» **Given entries**:
──────────

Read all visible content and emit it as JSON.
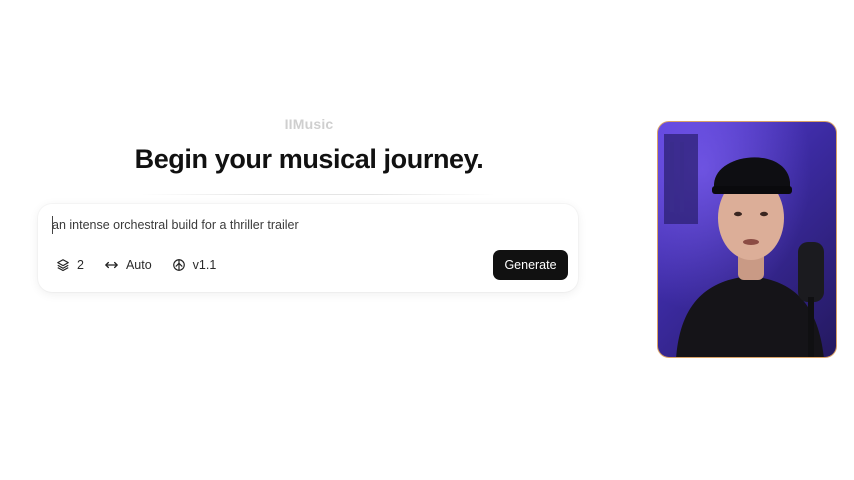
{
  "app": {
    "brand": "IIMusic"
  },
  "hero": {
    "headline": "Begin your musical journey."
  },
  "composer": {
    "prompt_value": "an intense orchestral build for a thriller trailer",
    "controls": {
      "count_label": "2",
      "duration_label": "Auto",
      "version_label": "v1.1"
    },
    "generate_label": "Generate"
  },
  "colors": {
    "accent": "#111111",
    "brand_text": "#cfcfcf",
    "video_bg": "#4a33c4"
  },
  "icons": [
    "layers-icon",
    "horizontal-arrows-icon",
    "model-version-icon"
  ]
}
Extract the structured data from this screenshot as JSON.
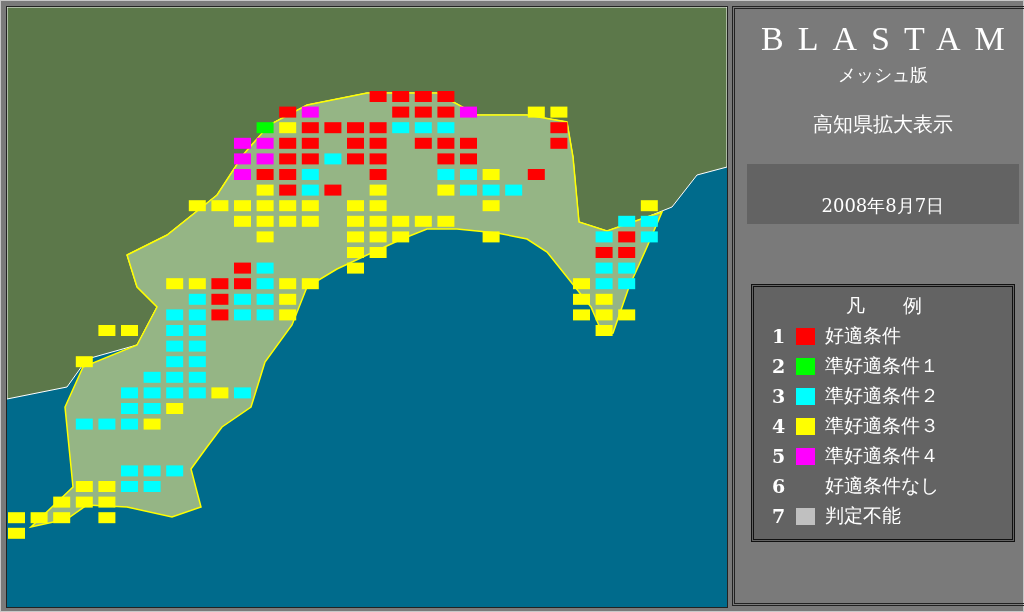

──────────

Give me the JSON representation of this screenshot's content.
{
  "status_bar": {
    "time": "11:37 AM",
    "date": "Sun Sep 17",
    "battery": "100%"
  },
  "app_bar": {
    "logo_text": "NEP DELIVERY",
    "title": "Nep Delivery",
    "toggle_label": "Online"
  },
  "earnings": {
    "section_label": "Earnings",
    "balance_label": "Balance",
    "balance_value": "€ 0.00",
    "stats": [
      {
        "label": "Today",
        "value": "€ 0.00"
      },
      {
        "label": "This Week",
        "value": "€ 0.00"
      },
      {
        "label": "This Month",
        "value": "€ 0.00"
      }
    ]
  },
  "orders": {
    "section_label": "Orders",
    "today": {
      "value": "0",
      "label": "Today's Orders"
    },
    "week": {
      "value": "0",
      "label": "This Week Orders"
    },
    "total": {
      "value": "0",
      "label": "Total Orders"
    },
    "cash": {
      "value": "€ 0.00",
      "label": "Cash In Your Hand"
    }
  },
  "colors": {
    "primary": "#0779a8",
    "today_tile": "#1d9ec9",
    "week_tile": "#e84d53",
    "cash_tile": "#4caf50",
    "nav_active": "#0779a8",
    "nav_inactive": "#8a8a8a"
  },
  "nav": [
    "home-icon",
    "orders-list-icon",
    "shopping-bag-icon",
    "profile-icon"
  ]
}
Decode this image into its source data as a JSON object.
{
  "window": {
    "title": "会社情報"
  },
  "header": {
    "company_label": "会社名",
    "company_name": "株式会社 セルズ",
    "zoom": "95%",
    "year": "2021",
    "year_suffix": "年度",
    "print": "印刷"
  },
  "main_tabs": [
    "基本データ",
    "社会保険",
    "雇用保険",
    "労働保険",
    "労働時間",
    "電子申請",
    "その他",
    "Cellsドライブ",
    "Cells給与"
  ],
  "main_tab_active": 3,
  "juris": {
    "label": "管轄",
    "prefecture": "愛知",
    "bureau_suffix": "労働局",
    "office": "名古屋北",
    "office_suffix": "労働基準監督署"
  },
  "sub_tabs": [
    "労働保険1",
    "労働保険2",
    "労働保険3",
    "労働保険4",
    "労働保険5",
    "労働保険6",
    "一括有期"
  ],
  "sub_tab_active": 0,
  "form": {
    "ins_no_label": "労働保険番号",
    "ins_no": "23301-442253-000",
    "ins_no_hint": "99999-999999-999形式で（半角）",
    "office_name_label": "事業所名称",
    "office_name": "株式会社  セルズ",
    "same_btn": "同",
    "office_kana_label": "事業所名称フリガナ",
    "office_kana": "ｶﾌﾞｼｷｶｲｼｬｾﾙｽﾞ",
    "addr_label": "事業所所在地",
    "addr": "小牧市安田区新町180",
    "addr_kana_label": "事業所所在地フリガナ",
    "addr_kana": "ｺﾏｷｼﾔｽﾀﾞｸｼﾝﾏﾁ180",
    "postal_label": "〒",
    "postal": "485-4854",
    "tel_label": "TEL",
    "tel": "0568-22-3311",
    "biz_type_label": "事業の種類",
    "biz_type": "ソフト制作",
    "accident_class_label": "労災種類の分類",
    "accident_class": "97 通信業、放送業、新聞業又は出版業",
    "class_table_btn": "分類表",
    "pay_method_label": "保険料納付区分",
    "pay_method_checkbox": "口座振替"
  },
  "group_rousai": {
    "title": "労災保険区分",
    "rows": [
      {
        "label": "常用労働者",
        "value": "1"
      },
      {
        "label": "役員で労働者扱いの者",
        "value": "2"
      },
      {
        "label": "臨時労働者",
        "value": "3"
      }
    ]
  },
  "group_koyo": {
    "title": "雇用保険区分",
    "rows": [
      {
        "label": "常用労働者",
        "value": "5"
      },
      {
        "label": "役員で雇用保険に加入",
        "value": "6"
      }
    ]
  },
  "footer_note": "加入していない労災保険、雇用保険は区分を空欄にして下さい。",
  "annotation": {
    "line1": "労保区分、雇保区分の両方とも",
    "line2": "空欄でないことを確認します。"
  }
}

──────────

Copy exactly the material above from the line with "Read all visible content and emit it as JSON." to the line with "Extract the structured", ends included, and nothing else. Leave out any picture.

Read all visible content and emit it as JSON.
{
  "app": {
    "brand": "IIMusic"
  },
  "hero": {
    "headline": "Begin your musical journey."
  },
  "composer": {
    "prompt_value": "an intense orchestral build for a thriller trailer",
    "controls": {
      "count_label": "2",
      "duration_label": "Auto",
      "version_label": "v1.1"
    },
    "generate_label": "Generate"
  },
  "colors": {
    "accent": "#111111",
    "brand_text": "#cfcfcf",
    "video_bg": "#4a33c4"
  },
  "icons": [
    "layers-icon",
    "horizontal-arrows-icon",
    "model-version-icon"
  ]
}
Extract the structured data from this screenshot as JSON.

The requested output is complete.